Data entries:
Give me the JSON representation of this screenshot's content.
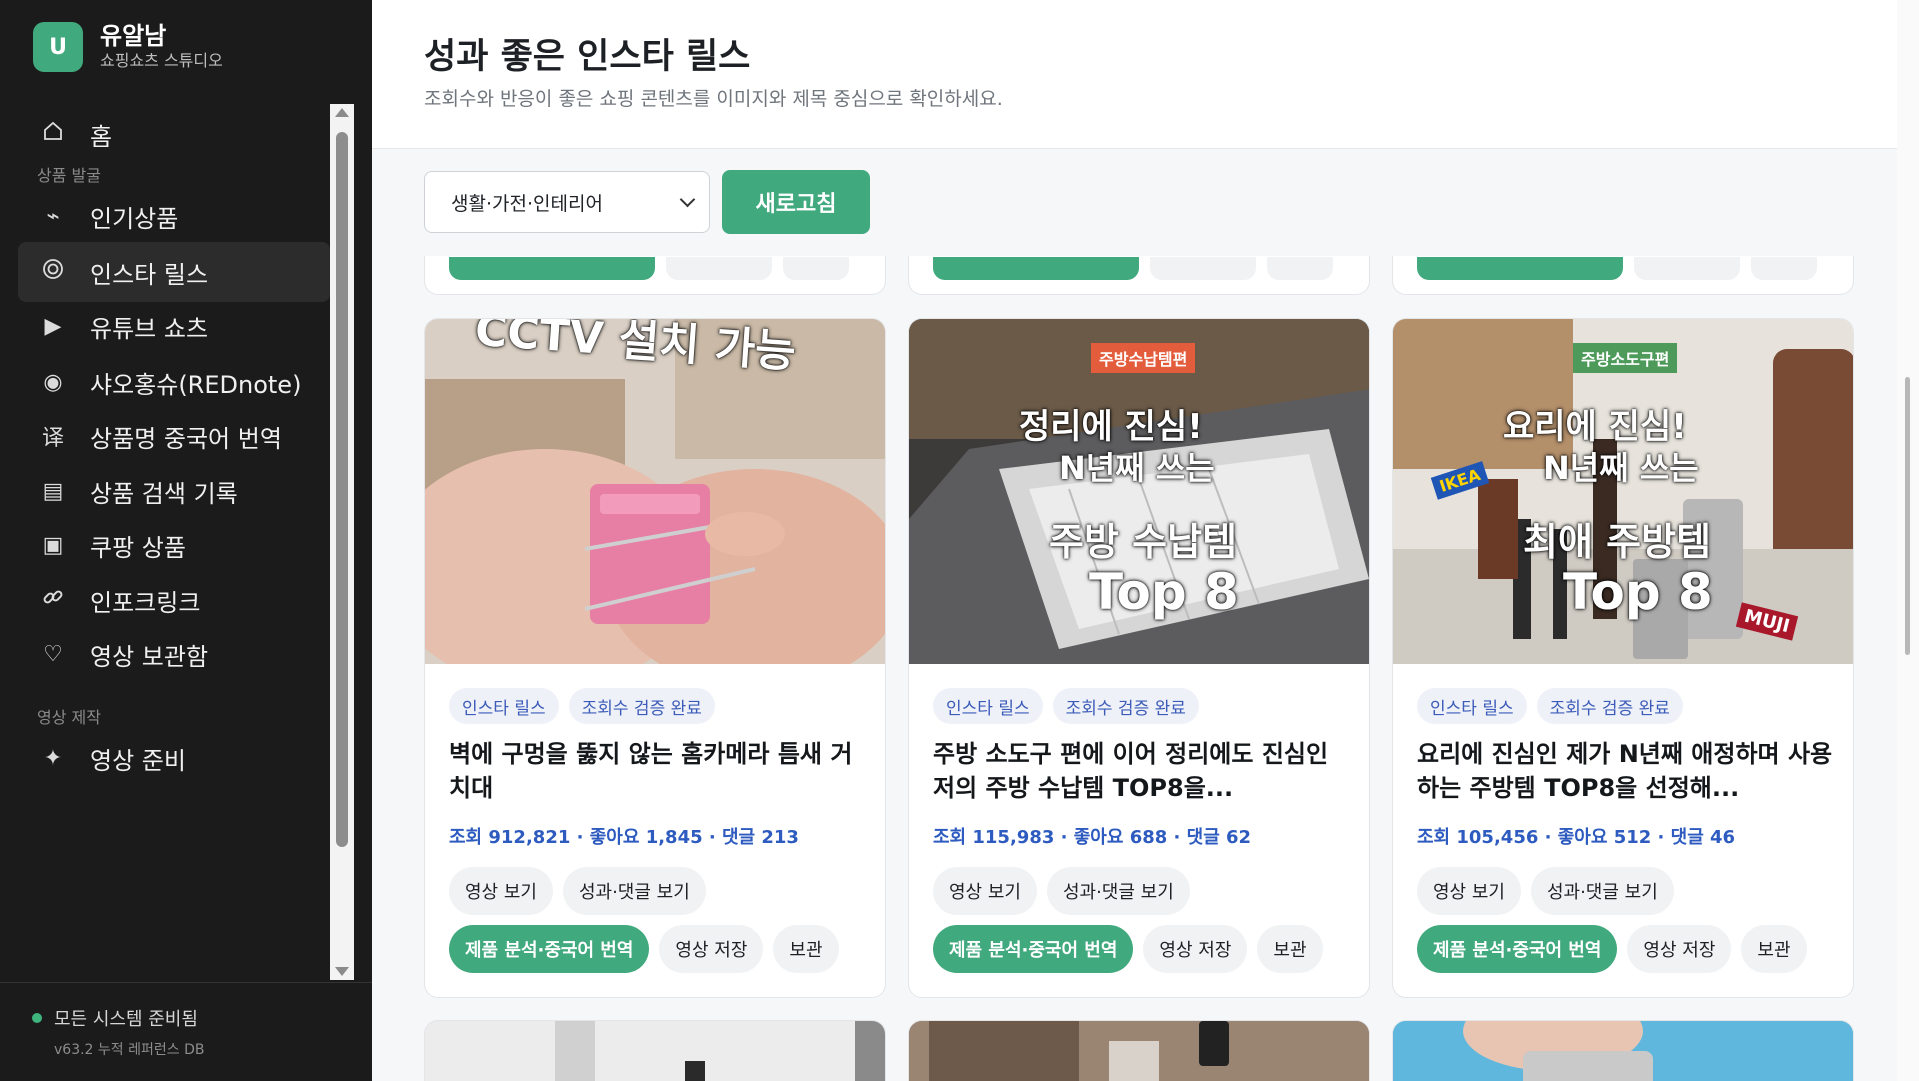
{
  "brand": {
    "logo_letter": "U",
    "name": "유알남",
    "subtitle": "쇼핑쇼츠 스튜디오"
  },
  "sidebar": {
    "home": {
      "label": "홈",
      "icon": "home-icon"
    },
    "section_discovery": "상품 발굴",
    "items": [
      {
        "label": "인기상품",
        "icon": "trend-icon"
      },
      {
        "label": "인스타 릴스",
        "icon": "instagram-icon",
        "active": true
      },
      {
        "label": "유튜브 쇼츠",
        "icon": "play-icon"
      },
      {
        "label": "샤오홍슈(REDnote)",
        "icon": "record-icon"
      },
      {
        "label": "상품명 중국어 번역",
        "icon": "translate-icon"
      },
      {
        "label": "상품 검색 기록",
        "icon": "list-icon"
      },
      {
        "label": "쿠팡 상품",
        "icon": "box-icon"
      },
      {
        "label": "인포크링크",
        "icon": "link-icon"
      },
      {
        "label": "영상 보관함",
        "icon": "heart-icon"
      }
    ],
    "section_production": "영상 제작",
    "production_items": [
      {
        "label": "영상 준비",
        "icon": "sparkle-icon"
      }
    ],
    "status": "모든 시스템 준비됨",
    "version": "v63.2 누적 레퍼런스 DB"
  },
  "header": {
    "title": "성과 좋은 인스타 릴스",
    "subtitle": "조회수와 반응이 좋은 쇼핑 콘텐츠를 이미지와 제목 중심으로 확인하세요."
  },
  "toolbar": {
    "category": "생활·가전·인테리어",
    "refresh_label": "새로고침"
  },
  "card_common": {
    "chip_type": "인스타 릴스",
    "chip_verified": "조회수 검증 완료",
    "watch_label": "영상 보기",
    "perf_label": "성과·댓글 보기",
    "analyze_label": "제품 분석·중국어 번역",
    "save_label": "영상 저장",
    "archive_label": "보관"
  },
  "cards": [
    {
      "thumb_text": "CCTV 설치 가능",
      "title": "벽에 구멍을 뚫지 않는 홈카메라 틈새 거치대",
      "stats": "조회 912,821 · 좋아요 1,845 · 댓글 213"
    },
    {
      "thumb_tag": "주방수납템편",
      "thumb_line1": "정리에 진심!",
      "thumb_line2": "N년째 쓰는",
      "thumb_line3": "주방 수납템",
      "thumb_line4": "Top 8",
      "title": "주방 소도구 편에 이어 정리에도 진심인 저의 주방 수납템 TOP8을...",
      "stats": "조회 115,983 · 좋아요 688 · 댓글 62"
    },
    {
      "thumb_tag": "주방소도구편",
      "thumb_line1": "요리에 진심!",
      "thumb_line2": "N년째 쓰는",
      "thumb_line3": "최애 주방템",
      "thumb_line4": "Top 8",
      "thumb_badge1": "IKEA",
      "thumb_badge2": "MUJI",
      "title": "요리에 진심인 제가 N년째 애정하며 사용하는 주방템 TOP8을 선정해...",
      "stats": "조회 105,456 · 좋아요 512 · 댓글 46"
    }
  ]
}
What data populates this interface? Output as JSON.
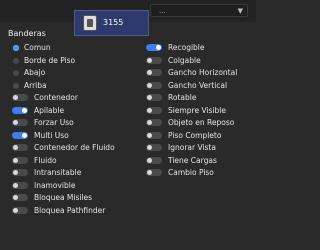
{
  "header": {
    "dropdown_value": "...",
    "popup_value": "3155"
  },
  "section_title": "Banderas",
  "radios": [
    {
      "label": "Comun",
      "selected": true
    },
    {
      "label": "Borde de Piso",
      "selected": false
    },
    {
      "label": "Abajo",
      "selected": false
    },
    {
      "label": "Arriba",
      "selected": false
    }
  ],
  "left_toggles": [
    {
      "label": "Contenedor",
      "on": false
    },
    {
      "label": "Apilable",
      "on": true
    },
    {
      "label": "Forzar Uso",
      "on": false
    },
    {
      "label": "Multi Uso",
      "on": true
    },
    {
      "label": "Contenedor de Fluido",
      "on": false
    },
    {
      "label": "Fluido",
      "on": false
    },
    {
      "label": "Intransitable",
      "on": false
    },
    {
      "label": "Inamovible",
      "on": false
    },
    {
      "label": "Bloquea Misiles",
      "on": false
    },
    {
      "label": "Bloquea Pathfinder",
      "on": false
    }
  ],
  "right_toggles": [
    {
      "label": "Recogible",
      "on": true
    },
    {
      "label": "Colgable",
      "on": false
    },
    {
      "label": "Gancho Horizontal",
      "on": false
    },
    {
      "label": "Gancho Vertical",
      "on": false
    },
    {
      "label": "Rotable",
      "on": false
    },
    {
      "label": "Siempre Visible",
      "on": false
    },
    {
      "label": "Objeto en Reposo",
      "on": false
    },
    {
      "label": "Piso Completo",
      "on": false
    },
    {
      "label": "Ignorar Vista",
      "on": false
    },
    {
      "label": "Tiene Cargas",
      "on": false
    },
    {
      "label": "Cambio Piso",
      "on": false
    }
  ]
}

### Short exercise
Copy each line from the records above that includes the string "Contenedor".

### Answer to this exercise
      "label": "Contenedor",
      "label": "Contenedor de Fluido",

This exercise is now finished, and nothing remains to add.